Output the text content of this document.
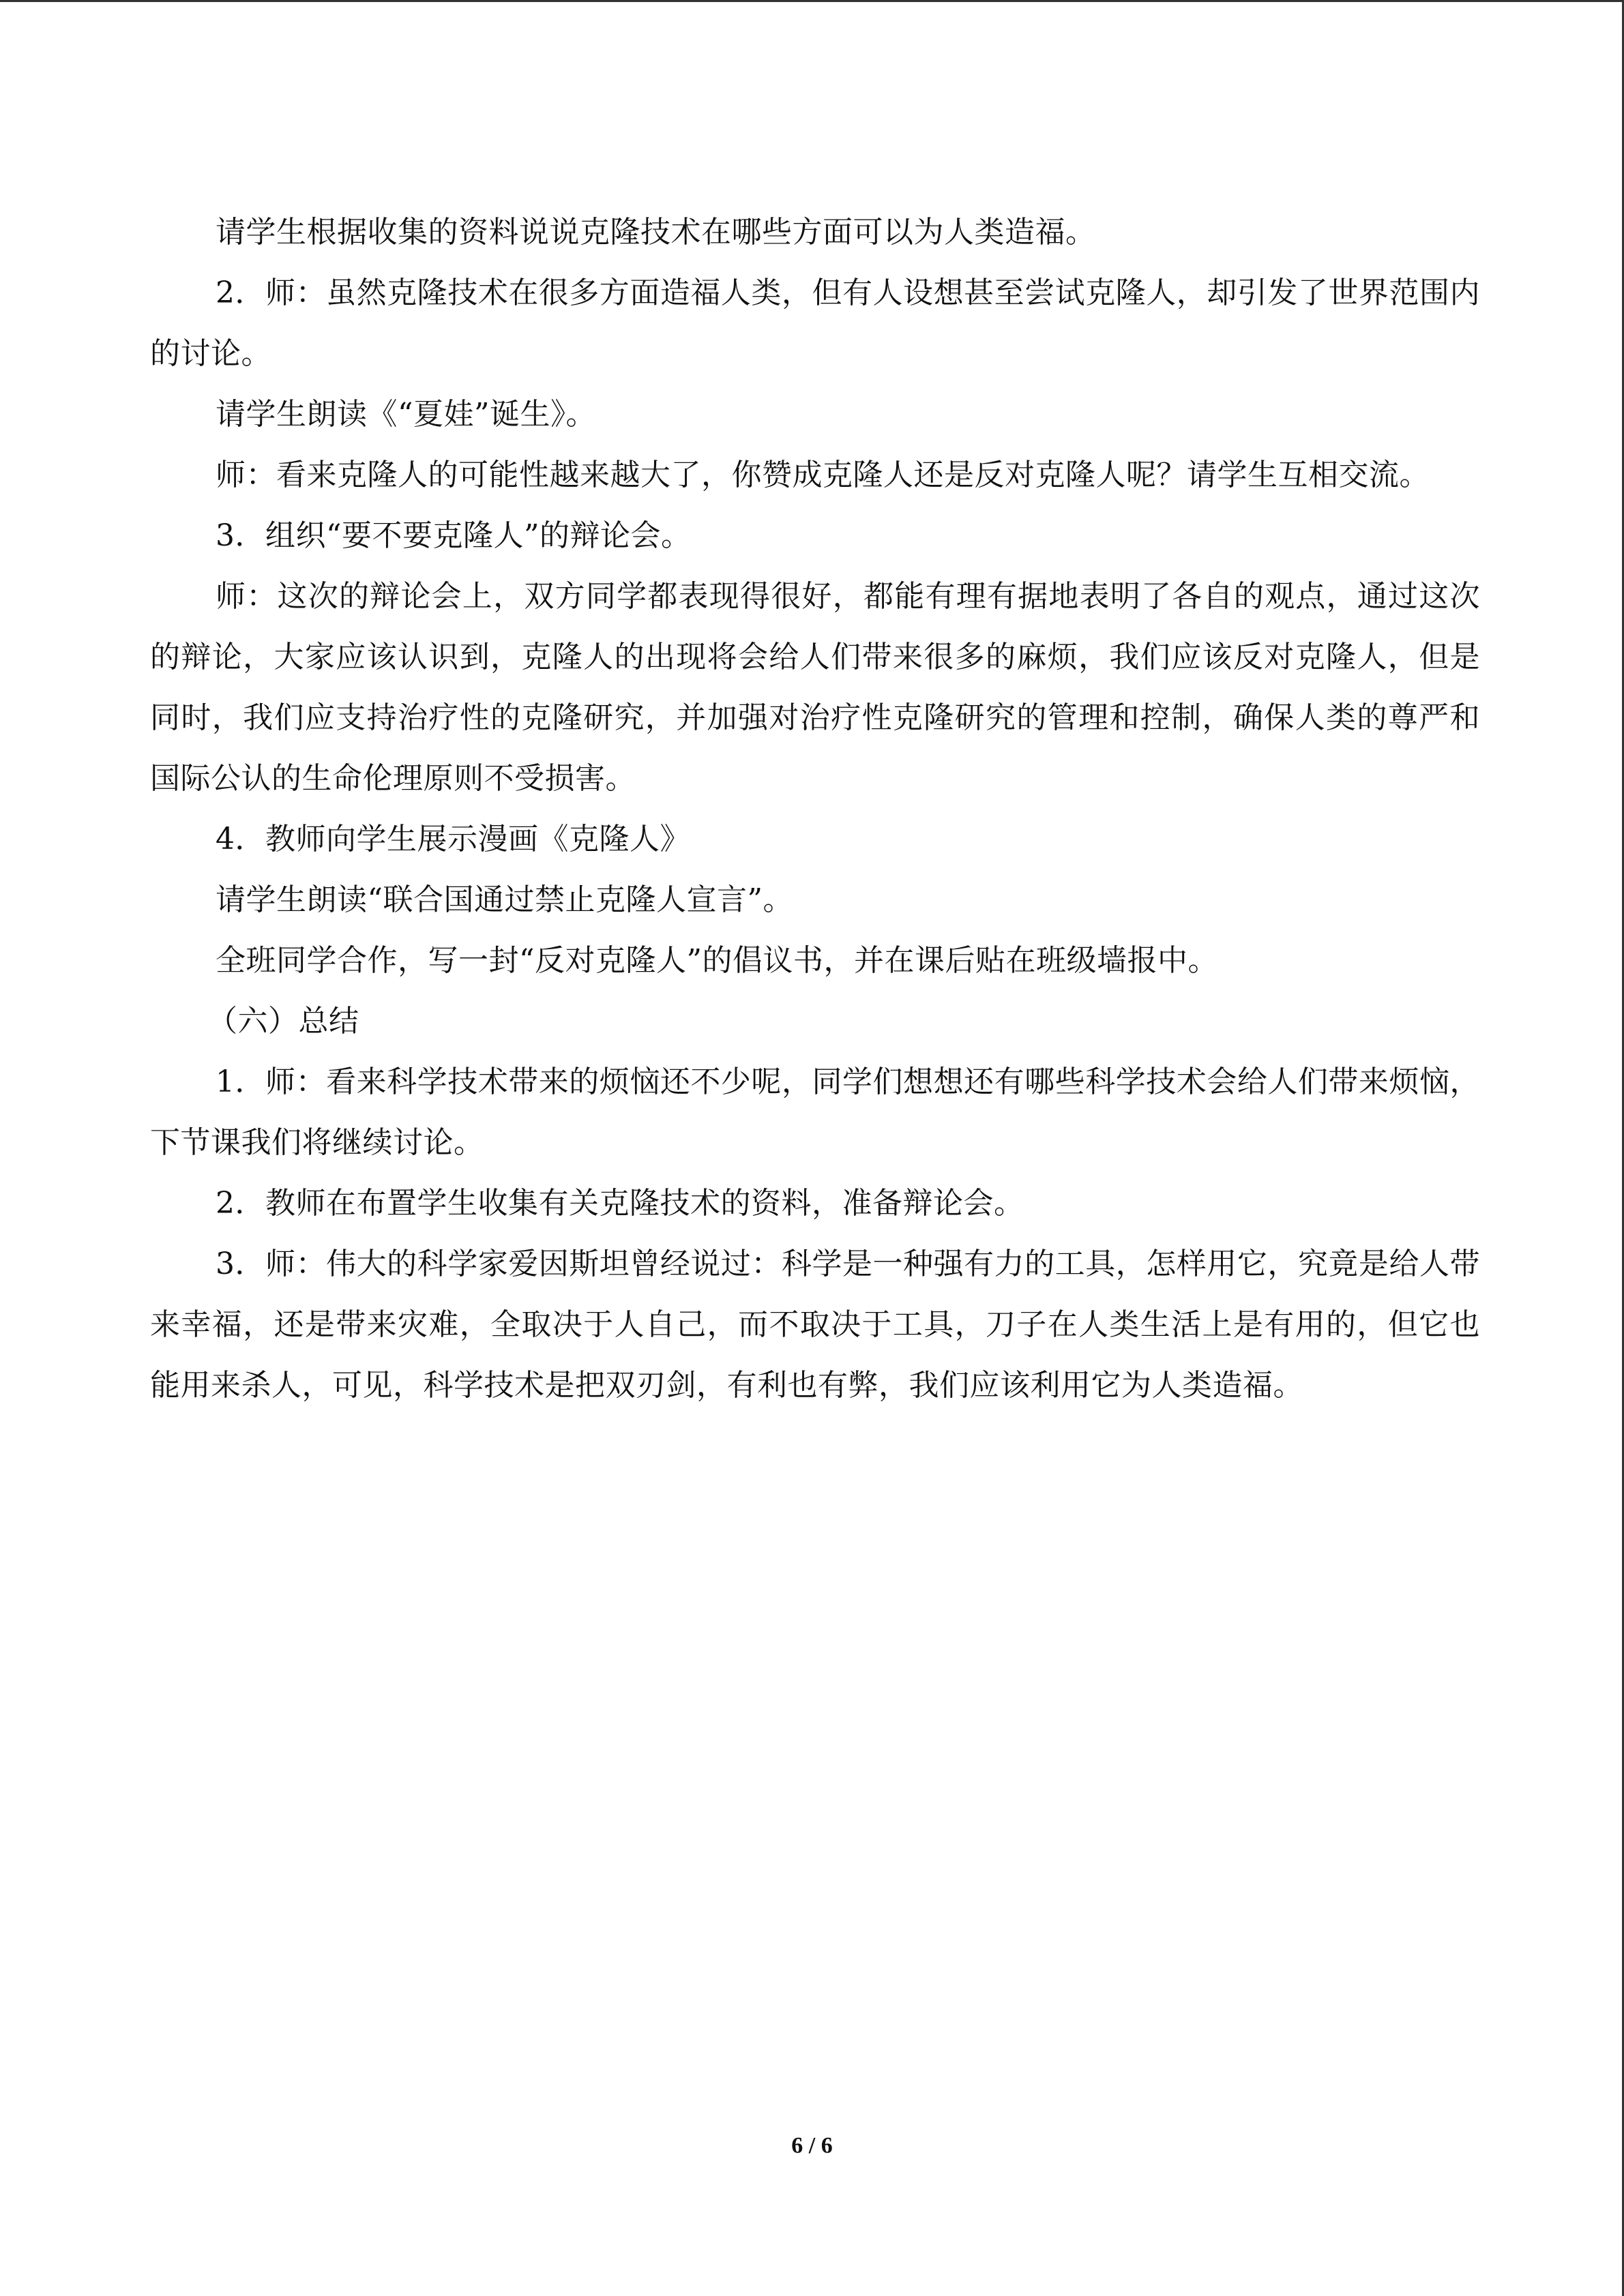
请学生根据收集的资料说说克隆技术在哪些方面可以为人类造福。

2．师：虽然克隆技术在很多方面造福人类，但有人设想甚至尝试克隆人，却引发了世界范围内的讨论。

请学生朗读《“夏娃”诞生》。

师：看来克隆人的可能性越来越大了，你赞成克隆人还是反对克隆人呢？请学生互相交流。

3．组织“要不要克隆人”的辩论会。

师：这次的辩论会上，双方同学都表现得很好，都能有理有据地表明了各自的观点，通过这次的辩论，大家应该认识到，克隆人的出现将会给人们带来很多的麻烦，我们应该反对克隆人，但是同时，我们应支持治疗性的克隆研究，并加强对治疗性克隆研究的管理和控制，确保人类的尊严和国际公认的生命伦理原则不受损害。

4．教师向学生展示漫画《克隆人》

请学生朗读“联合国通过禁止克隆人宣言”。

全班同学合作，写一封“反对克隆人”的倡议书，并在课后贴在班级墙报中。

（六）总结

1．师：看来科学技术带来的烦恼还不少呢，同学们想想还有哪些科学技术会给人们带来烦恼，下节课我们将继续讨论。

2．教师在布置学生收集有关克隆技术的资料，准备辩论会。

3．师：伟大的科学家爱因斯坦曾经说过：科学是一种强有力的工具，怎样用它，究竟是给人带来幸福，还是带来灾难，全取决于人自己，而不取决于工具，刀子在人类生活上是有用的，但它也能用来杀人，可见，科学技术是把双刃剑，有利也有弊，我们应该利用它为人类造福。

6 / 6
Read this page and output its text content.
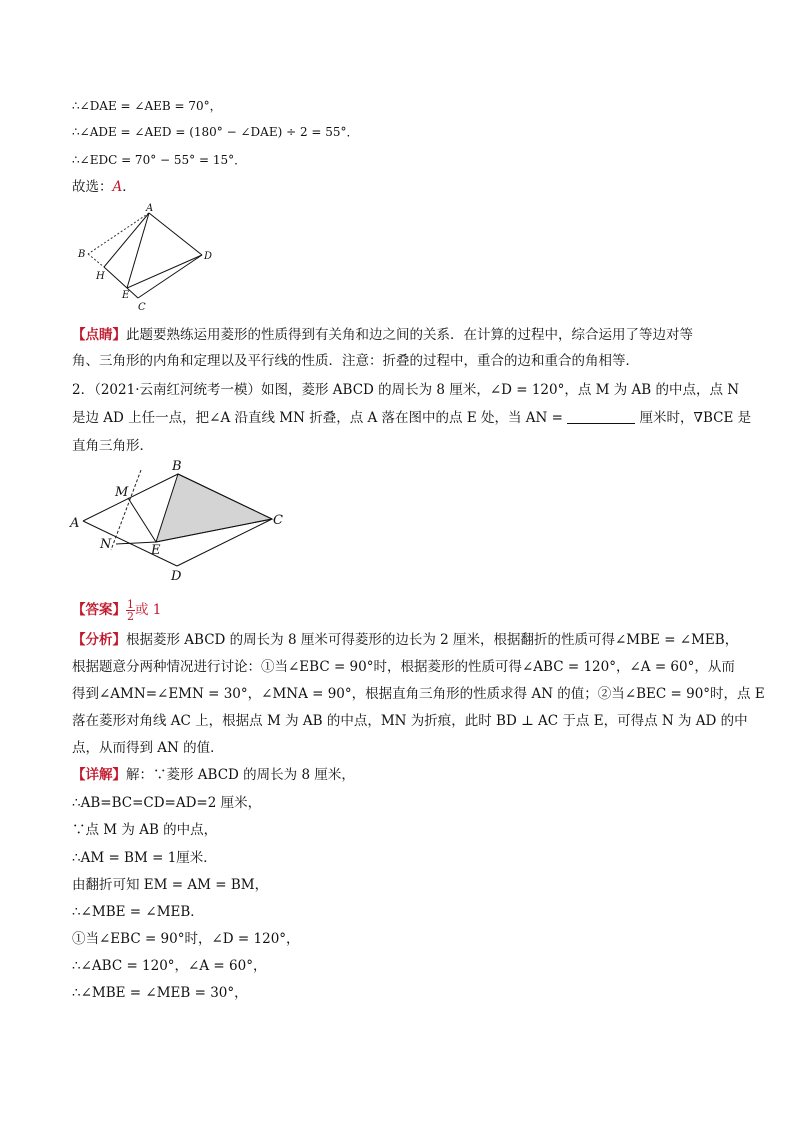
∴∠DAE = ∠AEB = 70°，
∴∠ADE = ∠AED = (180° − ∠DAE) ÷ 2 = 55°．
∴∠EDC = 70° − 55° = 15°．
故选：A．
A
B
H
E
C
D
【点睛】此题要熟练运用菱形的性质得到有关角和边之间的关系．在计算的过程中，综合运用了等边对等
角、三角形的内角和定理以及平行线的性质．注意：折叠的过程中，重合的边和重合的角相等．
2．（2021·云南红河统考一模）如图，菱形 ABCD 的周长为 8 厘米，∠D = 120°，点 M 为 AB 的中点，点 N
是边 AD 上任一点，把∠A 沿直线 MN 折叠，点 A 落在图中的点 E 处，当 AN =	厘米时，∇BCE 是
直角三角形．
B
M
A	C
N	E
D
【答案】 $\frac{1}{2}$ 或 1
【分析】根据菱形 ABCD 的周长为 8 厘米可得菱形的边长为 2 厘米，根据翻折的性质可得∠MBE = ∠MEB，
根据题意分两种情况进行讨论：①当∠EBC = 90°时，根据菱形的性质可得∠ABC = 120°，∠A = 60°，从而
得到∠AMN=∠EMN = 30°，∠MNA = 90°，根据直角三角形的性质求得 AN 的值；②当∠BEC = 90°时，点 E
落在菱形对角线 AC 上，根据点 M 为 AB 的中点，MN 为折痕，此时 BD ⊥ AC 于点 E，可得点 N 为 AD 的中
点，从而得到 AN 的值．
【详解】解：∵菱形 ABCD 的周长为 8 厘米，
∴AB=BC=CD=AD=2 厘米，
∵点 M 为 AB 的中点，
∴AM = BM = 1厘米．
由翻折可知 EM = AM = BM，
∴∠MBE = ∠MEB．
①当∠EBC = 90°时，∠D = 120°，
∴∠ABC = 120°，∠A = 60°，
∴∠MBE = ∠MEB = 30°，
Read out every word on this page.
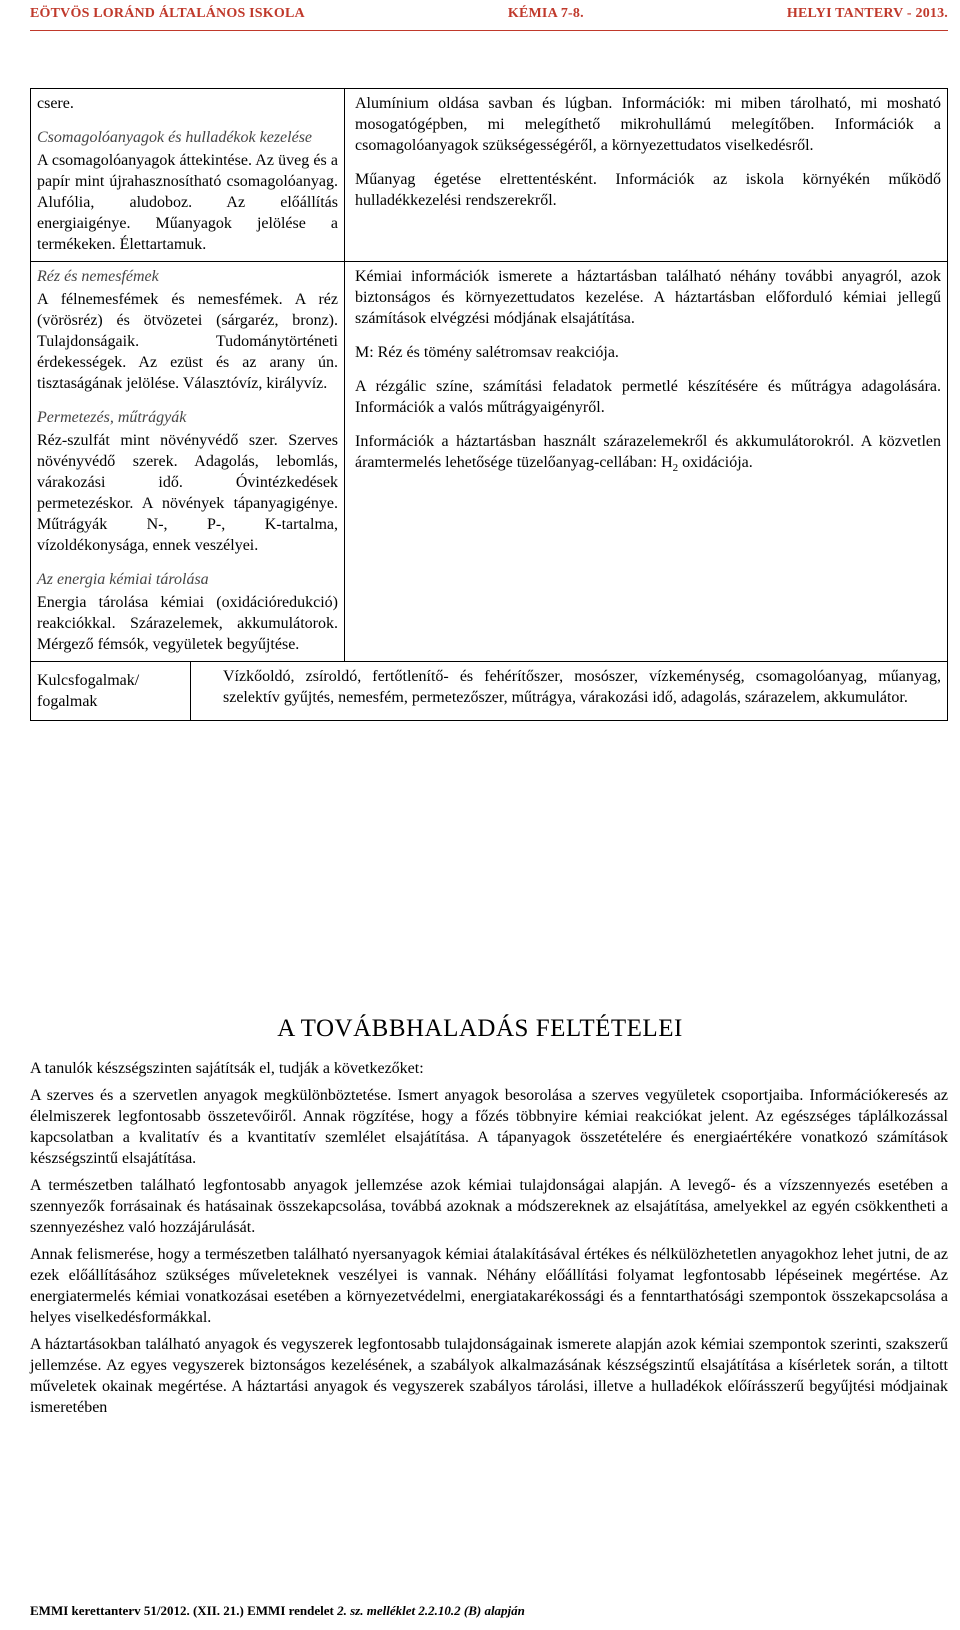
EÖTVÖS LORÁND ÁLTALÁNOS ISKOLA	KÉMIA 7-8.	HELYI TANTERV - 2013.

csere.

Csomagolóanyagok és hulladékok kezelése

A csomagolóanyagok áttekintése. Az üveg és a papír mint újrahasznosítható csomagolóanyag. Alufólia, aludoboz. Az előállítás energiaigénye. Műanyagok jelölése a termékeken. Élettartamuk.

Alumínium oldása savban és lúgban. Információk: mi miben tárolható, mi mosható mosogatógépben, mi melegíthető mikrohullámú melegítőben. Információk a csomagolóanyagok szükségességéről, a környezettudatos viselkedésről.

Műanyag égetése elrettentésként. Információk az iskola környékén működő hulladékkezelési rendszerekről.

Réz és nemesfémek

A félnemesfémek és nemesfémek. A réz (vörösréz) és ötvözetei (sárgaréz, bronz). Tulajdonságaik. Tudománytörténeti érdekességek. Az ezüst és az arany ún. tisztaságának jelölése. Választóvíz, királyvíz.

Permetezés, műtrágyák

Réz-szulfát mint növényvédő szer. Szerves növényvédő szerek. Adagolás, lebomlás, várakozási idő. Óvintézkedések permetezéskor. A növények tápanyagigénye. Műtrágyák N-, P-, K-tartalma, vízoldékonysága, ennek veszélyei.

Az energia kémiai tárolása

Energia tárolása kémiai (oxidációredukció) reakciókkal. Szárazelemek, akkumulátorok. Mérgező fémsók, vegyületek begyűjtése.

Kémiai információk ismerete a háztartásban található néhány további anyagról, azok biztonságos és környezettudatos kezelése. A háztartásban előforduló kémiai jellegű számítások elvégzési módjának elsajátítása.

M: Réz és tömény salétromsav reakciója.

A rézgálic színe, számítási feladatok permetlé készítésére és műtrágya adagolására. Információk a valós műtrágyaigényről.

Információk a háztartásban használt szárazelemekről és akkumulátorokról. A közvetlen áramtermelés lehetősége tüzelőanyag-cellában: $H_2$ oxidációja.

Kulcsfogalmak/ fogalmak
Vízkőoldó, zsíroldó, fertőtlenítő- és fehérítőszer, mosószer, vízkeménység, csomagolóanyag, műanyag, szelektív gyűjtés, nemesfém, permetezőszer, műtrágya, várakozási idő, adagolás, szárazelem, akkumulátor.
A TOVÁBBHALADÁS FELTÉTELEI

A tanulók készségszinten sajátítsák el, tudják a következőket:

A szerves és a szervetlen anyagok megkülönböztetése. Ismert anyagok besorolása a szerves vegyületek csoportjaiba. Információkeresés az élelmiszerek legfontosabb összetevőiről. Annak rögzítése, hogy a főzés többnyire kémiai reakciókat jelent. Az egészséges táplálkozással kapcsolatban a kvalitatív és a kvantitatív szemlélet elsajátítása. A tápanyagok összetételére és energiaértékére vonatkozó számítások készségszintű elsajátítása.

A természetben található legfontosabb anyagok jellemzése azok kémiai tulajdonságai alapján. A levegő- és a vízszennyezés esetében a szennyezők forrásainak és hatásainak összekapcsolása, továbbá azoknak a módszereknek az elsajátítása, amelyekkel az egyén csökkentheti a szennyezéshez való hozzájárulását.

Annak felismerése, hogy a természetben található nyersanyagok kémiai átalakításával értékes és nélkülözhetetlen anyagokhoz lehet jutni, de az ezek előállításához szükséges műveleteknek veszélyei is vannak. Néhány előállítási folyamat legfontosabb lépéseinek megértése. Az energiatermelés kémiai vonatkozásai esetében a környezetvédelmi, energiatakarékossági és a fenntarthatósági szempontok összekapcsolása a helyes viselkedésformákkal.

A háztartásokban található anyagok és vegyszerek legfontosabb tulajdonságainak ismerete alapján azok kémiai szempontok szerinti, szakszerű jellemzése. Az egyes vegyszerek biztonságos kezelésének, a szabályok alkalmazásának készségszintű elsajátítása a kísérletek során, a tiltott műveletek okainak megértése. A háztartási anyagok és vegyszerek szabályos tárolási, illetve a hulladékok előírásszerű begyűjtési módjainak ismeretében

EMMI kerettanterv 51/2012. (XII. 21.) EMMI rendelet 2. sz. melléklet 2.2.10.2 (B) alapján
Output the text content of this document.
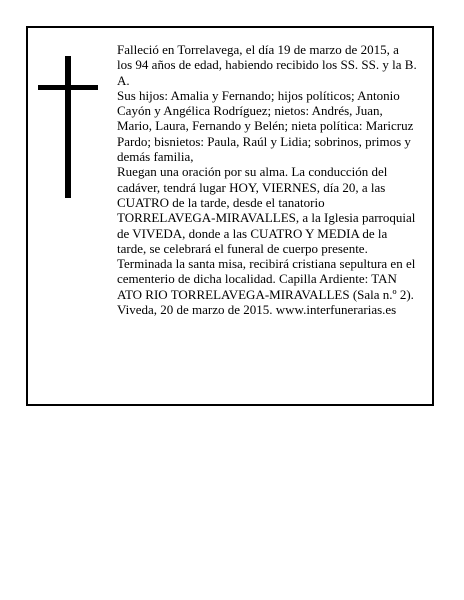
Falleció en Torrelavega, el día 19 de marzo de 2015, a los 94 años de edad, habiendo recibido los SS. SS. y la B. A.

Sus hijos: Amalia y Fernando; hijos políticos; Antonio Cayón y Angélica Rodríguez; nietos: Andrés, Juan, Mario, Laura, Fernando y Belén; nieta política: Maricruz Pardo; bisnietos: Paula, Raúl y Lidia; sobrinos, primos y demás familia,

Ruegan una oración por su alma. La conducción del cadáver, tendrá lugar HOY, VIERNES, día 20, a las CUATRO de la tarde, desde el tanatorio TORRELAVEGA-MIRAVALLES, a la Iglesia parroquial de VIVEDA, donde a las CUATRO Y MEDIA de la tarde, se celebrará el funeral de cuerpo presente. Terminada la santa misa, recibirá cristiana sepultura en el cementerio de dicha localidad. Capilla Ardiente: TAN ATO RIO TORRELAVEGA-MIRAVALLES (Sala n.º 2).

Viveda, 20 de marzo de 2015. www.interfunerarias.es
*-*-*
= DIRECTION =
Gather from the data above every line with the string "környezettudatos".

= RESULT FOR THIS TASK =
Alumínium oldása savban és lúgban. Információk: mi miben tárolható, mi mosható mosogatógépben, mi melegíthető mikrohullámú melegítőben. Információk a csomagolóanyagok szükségességéről, a környezettudatos viselkedésről.
Kémiai információk ismerete a háztartásban található néhány további anyagról, azok biztonságos és környezettudatos kezelése. A háztartásban előforduló kémiai jellegű számítások elvégzési módjának elsajátítása.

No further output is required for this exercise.